(Directive 1) Translate this sentence from the essay on Jimi Famurewa and food markets into Spanish: "These days, whether it’s the bountiful, organic sprawl of Borough Market or a local gathering of a few fruit and veg carts, a market will always make me smile."
(Directive 2) Edit the food markets essay by rewriting the part starting at "Words: Jimi Famurewa" and ending at "make me smile.", with "restaurant critic" changed to "food writer".
(Directive 3) Continue the essay about Jimi Famurewa's growing love of food markets from the point where it stops.
-- START OF Passage to read --
Jimi’s journey
Writer and broadcaster Jimi Famurewa on how, after a very rocky start, he grew to love food markets – and how some of Borough’s traders did the same


“AS A CHILD, MARKETS MEANT SQUISHED TOMATOES ON THE PAVEMENT, RANK SMELLS AND STULTIFYING BOREDOM”
Words: Jimi Famurewa / Images: Tom Miles, Orlando Gili
As a restaurant critic and inveterate food obsessive, there are few places I love more than a produce market. The vibrant, heaped displays of vegetables, fruit and glinting fresh seafood; the constant thrum of bodies and laden, twist-tied paper bags being passed from one hand to another. The lively traders calling out through the commingled waft of fresh herbs, ripe cheeses, and fried onions drifting from a street food stall. These days, whether it’s the bountiful, organic sprawl of Borough Market or a local gathering of a few fruit and veg carts, a market will always make me smile.
But when I was growing up, things couldn’t have been more different. Market day meant my mum hauling me to Woolwich or Deptford on a Saturday – an interminable fetch-quest of grocers, butchers and bakers, when all I wanted was to be planted on the sofa watching cartoons. The market to me was squished, overripe tomatoes on the pavement, unfamiliar, rank smells and stultifying boredom as adults haggled and nattered for what felt like an eternity. None of this was especially out of character for me. As I have detailed in my new book, Picky – a memoir about eating, identity and how I went from fussy, junk-addled kid to adventurous, professional gourmand – my childhood was one where the messy realities of fresh food tended to inspire fearful squeamishness rather than excited curiosity.
-- END OF Passage to read --
-- START OF Dataset rows --
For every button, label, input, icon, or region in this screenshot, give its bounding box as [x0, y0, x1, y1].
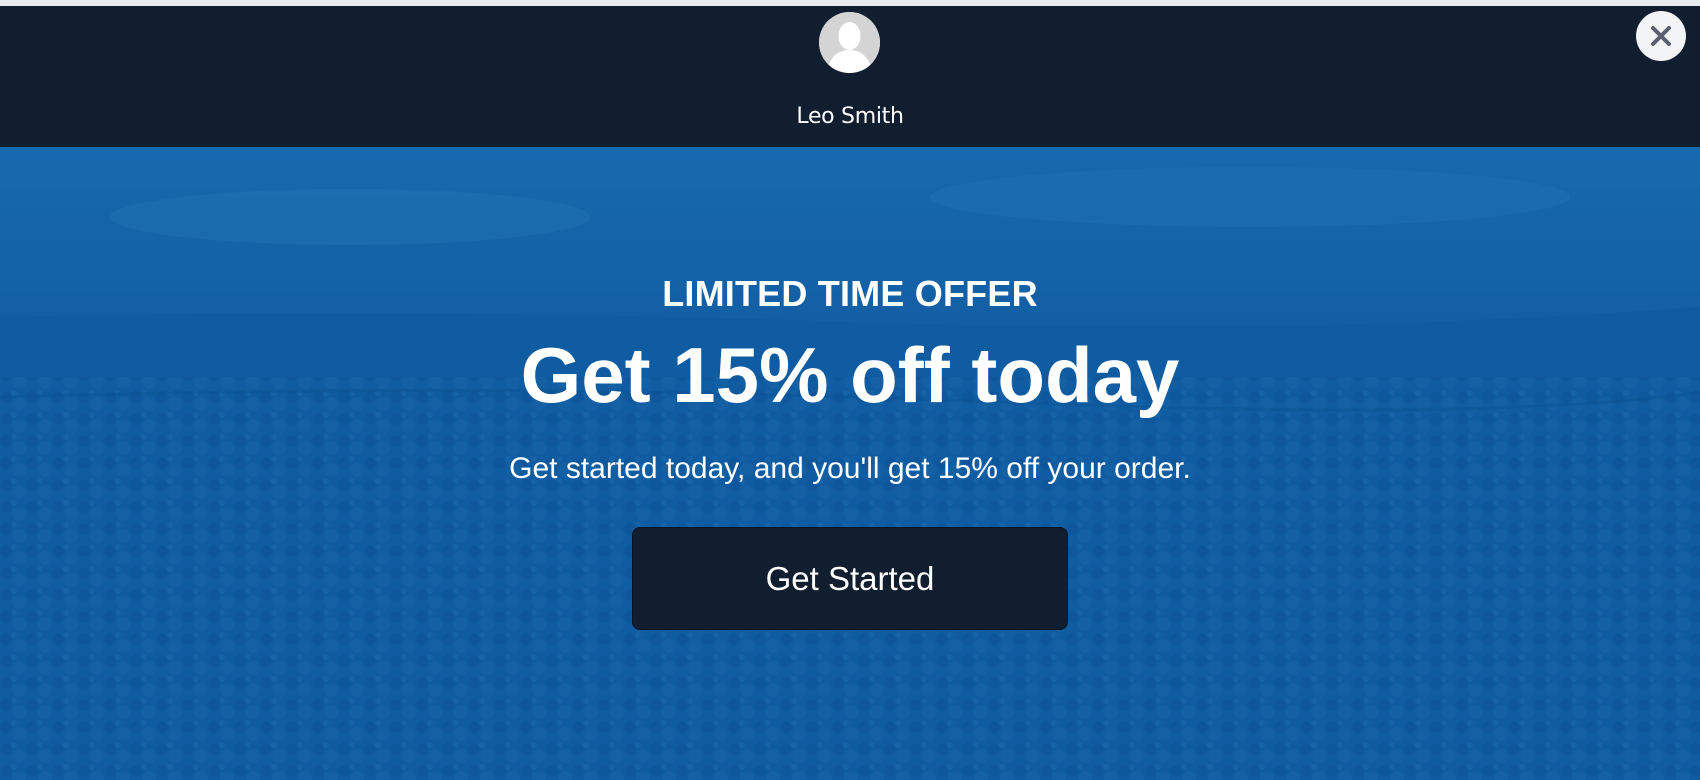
default-user-avatar-icon: [819, 12, 880, 73]
close-icon: [1651, 26, 1671, 46]
offer-eyebrow: LIMITED TIME OFFER: [662, 273, 1038, 314]
author-name: Leo Smith: [796, 104, 904, 129]
promo-popup: Leo Smith LIMITED TIME OFFER Get 15% off…: [0, 0, 1700, 780]
avatar: [819, 12, 880, 73]
popup-header: Leo Smith: [0, 6, 1700, 147]
get-started-button[interactable]: Get Started: [632, 527, 1068, 630]
hero-section: LIMITED TIME OFFER Get 15% off today Get…: [0, 147, 1700, 780]
offer-headline: Get 15% off today: [520, 331, 1180, 419]
close-button[interactable]: [1636, 11, 1686, 61]
offer-subtext: Get started today, and you'll get 15% of…: [509, 452, 1191, 485]
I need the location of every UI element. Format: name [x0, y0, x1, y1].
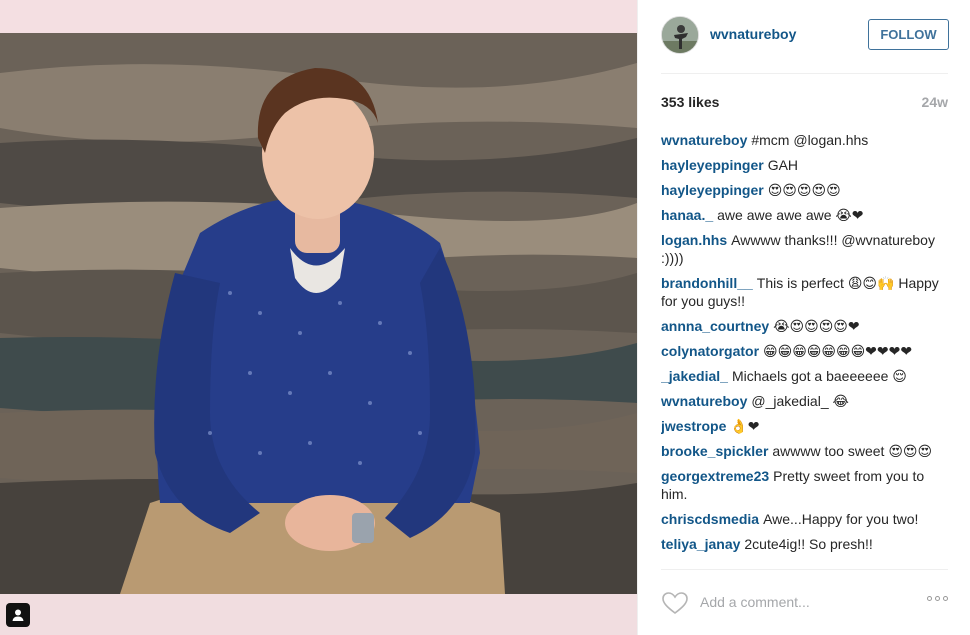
- person-tag-icon[interactable]: [6, 603, 30, 627]
- comment-text: awwww too sweet 😍😍😍: [772, 443, 933, 459]
- comment-author[interactable]: hayleyeppinger: [661, 182, 764, 198]
- post-side-panel: wvnatureboy FOLLOW 353 likes 24w wvnatur…: [637, 0, 970, 635]
- comment-author[interactable]: wvnatureboy: [661, 393, 747, 409]
- likes-count[interactable]: 353 likes: [661, 94, 719, 110]
- heart-outline-icon[interactable]: [661, 591, 689, 615]
- post-photo[interactable]: [0, 33, 637, 594]
- avatar[interactable]: [661, 16, 699, 54]
- comment-text: @_jakedial_ 😂: [751, 393, 849, 409]
- comment-text: #mcm @logan.hhs: [751, 132, 869, 148]
- comment-item: chriscdsmedia Awe...Happy for you two!: [661, 510, 951, 528]
- comment-author[interactable]: colynatorgator: [661, 343, 759, 359]
- comment-item: wvnatureboy #mcm @logan.hhs: [661, 131, 951, 149]
- comment-item: annna_courtney 😭😍😍😍😍❤: [661, 317, 951, 335]
- comment-text: 😁😁😁😁😁😁😁❤❤❤❤: [763, 343, 913, 359]
- comment-text: 2cute4ig!! So presh!!: [744, 536, 873, 552]
- post-header: wvnatureboy FOLLOW: [638, 0, 970, 74]
- comment-text: Michaels got a baeeeeee 😌: [731, 368, 907, 384]
- comment-author[interactable]: logan.hhs: [661, 232, 727, 248]
- photo-illustration: [0, 33, 637, 594]
- comment-text: Awe...Happy for you two!: [763, 511, 919, 527]
- follow-button[interactable]: FOLLOW: [868, 19, 949, 50]
- comment-item: brooke_spickler awwww too sweet 😍😍😍: [661, 442, 951, 460]
- comment-author[interactable]: wvnatureboy: [661, 132, 747, 148]
- comment-text: awe awe awe awe 😭❤: [717, 207, 864, 223]
- comment-author[interactable]: teliya_janay: [661, 536, 740, 552]
- comment-author[interactable]: jwestrope: [661, 418, 726, 434]
- comment-author[interactable]: annna_courtney: [661, 318, 769, 334]
- post-username[interactable]: wvnatureboy: [710, 26, 796, 42]
- comments-list: wvnatureboy #mcm @logan.hhs hayleyeppinge…: [661, 131, 951, 569]
- comment-item: teliya_janay 2cute4ig!! So presh!!: [661, 535, 951, 553]
- comment-author[interactable]: hanaa._: [661, 207, 713, 223]
- comment-item: hayleyeppinger GAH: [661, 156, 951, 174]
- comment-item: wvnatureboy @_jakedial_ 😂: [661, 392, 951, 410]
- comment-text: 😍😍😍😍😍: [767, 182, 841, 198]
- comment-item: jwestrope 👌❤: [661, 417, 951, 435]
- comment-text: GAH: [767, 157, 799, 173]
- post-age[interactable]: 24w: [922, 94, 948, 110]
- comment-author[interactable]: chriscdsmedia: [661, 511, 759, 527]
- comment-item: hayleyeppinger 😍😍😍😍😍: [661, 181, 951, 199]
- comment-author[interactable]: hayleyeppinger: [661, 157, 764, 173]
- comments-divider: [661, 569, 948, 570]
- add-comment-input[interactable]: Add a comment...: [700, 594, 810, 610]
- comment-item: logan.hhs Awwww thanks!!! @wvnatureboy :)…: [661, 231, 951, 267]
- comment-item: _jakedial_ Michaels got a baeeeeee 😌: [661, 367, 951, 385]
- comment-item: georgextreme23 Pretty sweet from you to h…: [661, 467, 951, 503]
- comment-author[interactable]: brooke_spickler: [661, 443, 768, 459]
- photo-panel: [0, 0, 637, 635]
- dot: [943, 596, 948, 601]
- comment-author[interactable]: georgextreme23: [661, 468, 769, 484]
- comment-text: 😭😍😍😍😍❤: [773, 318, 860, 334]
- dot: [935, 596, 940, 601]
- header-divider: [661, 73, 948, 74]
- comment-text: 👌❤: [730, 418, 760, 434]
- dot: [927, 596, 932, 601]
- comment-author[interactable]: _jakedial_: [661, 368, 728, 384]
- comment-item: colynatorgator 😁😁😁😁😁😁😁❤❤❤❤: [661, 342, 951, 360]
- comment-author[interactable]: brandonhill__: [661, 275, 753, 291]
- more-options-icon[interactable]: [927, 596, 948, 601]
- comment-item: hanaa._ awe awe awe awe 😭❤: [661, 206, 951, 224]
- comment-item: brandonhill__ This is perfect 😩😊🙌 Happy f…: [661, 274, 951, 310]
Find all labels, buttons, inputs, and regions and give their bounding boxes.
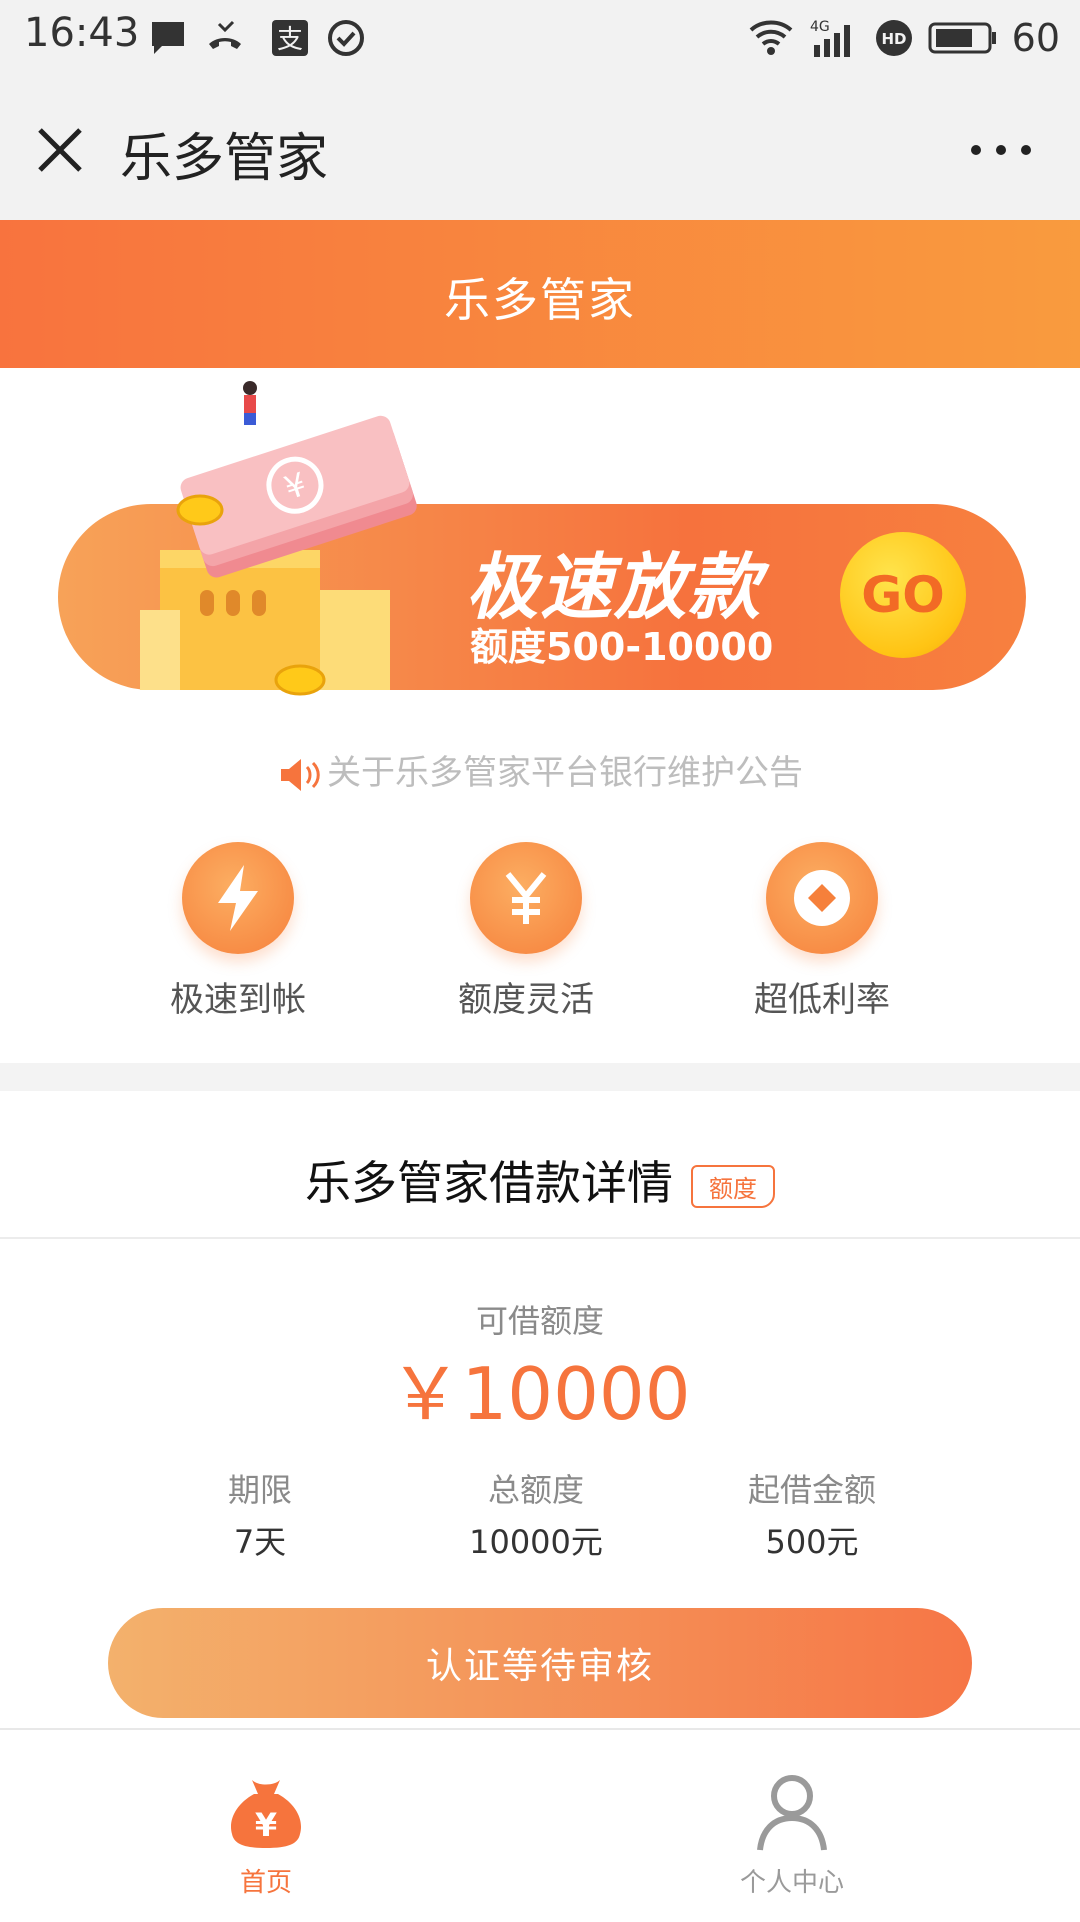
alipay-icon: 支 — [272, 20, 308, 56]
stat-value: 500元 — [765, 1523, 859, 1561]
feature-low-rate: 超低利率 — [722, 842, 922, 1021]
tab-label: 首页 — [239, 1868, 292, 1898]
coin-icon — [794, 870, 850, 926]
page-title: 乐多管家 — [444, 273, 636, 327]
go-button[interactable]: GO — [840, 532, 966, 658]
svg-text:支: 支 — [277, 25, 303, 55]
stat-min-amount: 起借金额 500元 — [682, 1465, 942, 1563]
money-stack-illustration: ¥ — [140, 381, 417, 696]
battery-level: 60 — [1011, 16, 1060, 60]
yuan-icon — [505, 872, 547, 924]
bottom-tab-bar: ¥ 首页 个人中心 — [0, 1728, 1080, 1922]
feature-label: 极速到帐 — [170, 980, 306, 1020]
stat-label: 期限 — [227, 1471, 292, 1509]
check-circle-icon — [328, 20, 364, 56]
lightning-icon — [218, 865, 258, 931]
banner-subtitle: 额度500-10000 — [470, 625, 774, 669]
status-right: 4G HD 60 — [748, 8, 1060, 68]
stat-total-limit: 总额度 10000元 — [406, 1465, 666, 1563]
stat-value: 7天 — [233, 1523, 287, 1561]
speaker-icon — [281, 758, 320, 791]
announcement[interactable]: 关于乐多管家平台银行维护公告 — [0, 745, 1080, 795]
stat-value: 10000元 — [469, 1523, 603, 1561]
close-icon[interactable] — [32, 122, 88, 178]
more-icon[interactable] — [966, 130, 1036, 170]
tab-home[interactable]: ¥ 首页 — [166, 1770, 366, 1899]
announcement-text: 关于乐多管家平台银行维护公告 — [327, 753, 803, 793]
svg-text:4G: 4G — [810, 19, 830, 35]
person-icon — [757, 1775, 827, 1851]
stat-label: 总额度 — [487, 1471, 584, 1509]
nav-title: 乐多管家 — [120, 129, 329, 189]
svg-text:¥: ¥ — [255, 1806, 277, 1844]
missed-call-icon — [209, 20, 241, 49]
status-bar: 16:43 支 4G HD 60 — [0, 0, 1080, 78]
stat-label: 起借金额 — [747, 1471, 876, 1509]
detail-title-text: 乐多管家借款详情 — [305, 1156, 673, 1210]
money-bag-icon: ¥ — [230, 1780, 302, 1848]
tab-profile[interactable]: 个人中心 — [692, 1770, 892, 1899]
available-amount: ￥10000 — [389, 1352, 691, 1436]
section-divider — [0, 1063, 1080, 1091]
svg-text:HD: HD — [881, 30, 906, 48]
limit-badge: 额度 — [691, 1165, 775, 1208]
stat-term: 期限 7天 — [130, 1465, 390, 1563]
feature-fast-arrival: 极速到帐 — [138, 842, 338, 1021]
hd-icon: HD — [875, 20, 912, 56]
battery-icon — [928, 22, 996, 54]
feature-label: 超低利率 — [754, 980, 890, 1020]
tab-label: 个人中心 — [739, 1868, 844, 1898]
wifi-icon — [749, 20, 792, 55]
signal-4g-icon: 4G — [810, 19, 850, 57]
page-header: 乐多管家 — [0, 220, 1080, 368]
message-icon — [152, 22, 184, 54]
status-time: 16:43 — [24, 10, 140, 56]
divider — [0, 1237, 1080, 1239]
feature-label: 额度灵活 — [458, 980, 594, 1020]
nav-bar: 乐多管家 — [0, 78, 1080, 220]
verify-pending-button[interactable]: 认证等待审核 — [108, 1608, 972, 1718]
detail-title: 乐多管家借款详情 额度 — [0, 1147, 1080, 1213]
feature-flexible-limit: 额度灵活 — [426, 842, 626, 1021]
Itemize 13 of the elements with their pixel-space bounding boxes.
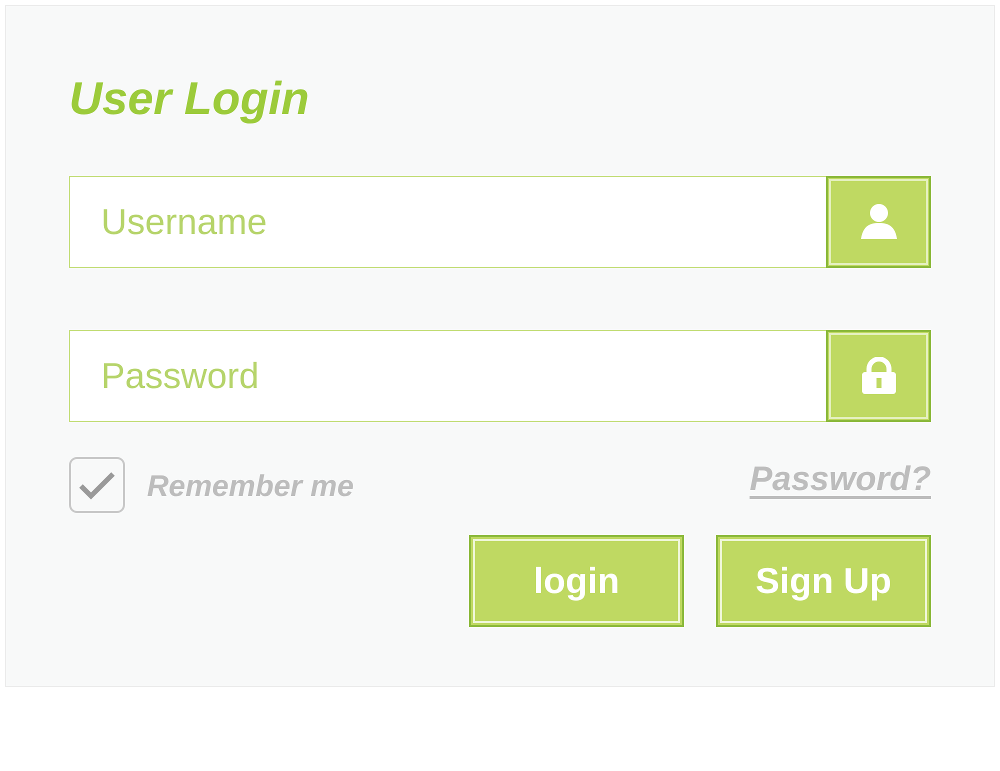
username-field[interactable]: Username (69, 176, 826, 268)
user-icon (858, 203, 898, 241)
checkmark-icon (79, 470, 115, 500)
remember-checkbox[interactable] (69, 456, 125, 512)
password-field[interactable]: Password (69, 330, 826, 422)
user-button[interactable] (826, 176, 931, 268)
lock-button[interactable] (826, 330, 931, 422)
forgot-password-link[interactable]: Password? (750, 454, 931, 505)
lock-icon (860, 357, 898, 395)
login-title: User Login (69, 72, 310, 124)
remember-label: Remember me (147, 469, 354, 505)
login-button[interactable]: login (469, 535, 684, 627)
sign-up-button[interactable]: Sign Up (716, 535, 931, 627)
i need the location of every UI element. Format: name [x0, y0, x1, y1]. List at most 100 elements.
-- END OF Dataset rows --
(Expected answer 1) Hoy en día, ya sea la abundante y orgánica extensión de Borough Market o una reunión local de unos pocos puestos de frutas y verduras, un mercado siempre me hará sonreír.

(Expected answer 2)
Words: Jimi Famurewa / Images: Tom Miles, Orlando Gili
As a food writer and inveterate food obsessive, there are few places I love more than a produce market. The vibrant, heaped displays of vegetables, fruit and glinting fresh seafood; the constant thrum of bodies and laden, twist-tied paper bags being passed from one hand to another. The lively traders calling out through the commingled waft of fresh herbs, ripe cheeses, and fried onions drifting from a street food stall. These days, whether it’s the bountiful, organic sprawl of Borough Market or a local gathering of a few fruit and veg carts, a market will always make me smile.

(Expected answer 3)
My allergy to open-air costermongers was very much par for the course, then. But you would expect someone who earns their living as a food producer and market trader to have experienced a markedly different trajectory. So it’s a surprise, to say the least, for me to learn that even some of Borough Market’s most respected traders once regarded markets with a similar youthful trepidation. “I grew up in Kingston, Jamaica and early on Saturday morning my grandmother would take me to a place called Coronation market,” says Dawn Smith, founder of Pimento Hill, a beloved purveyor of vibrant Caribbean sauces, seasonings and preserves at Borough since 2010. “It was fresh food and fresh gossip, and I hated everything about it. The handcarts, the people shouting, the smells and the noise.”

Though Coronation’s grisly assault on the senses was especially challenging for Dawn (“When they’d bring that bit of meat for my grandmother and just wrap it in paper, I’d say to myself: ‘I am so not eating that’”), it was also the social exchange and whisper network of the adult world that she struggled with. “My grandma would be catching up with gossip and, as a child, I just had to stand there and keep my mouth shut,” she says. “I couldn’t even pretend to be interested in the conversation, because I’d be told: ‘Why are you listening? Nobody’s speaking to you.’”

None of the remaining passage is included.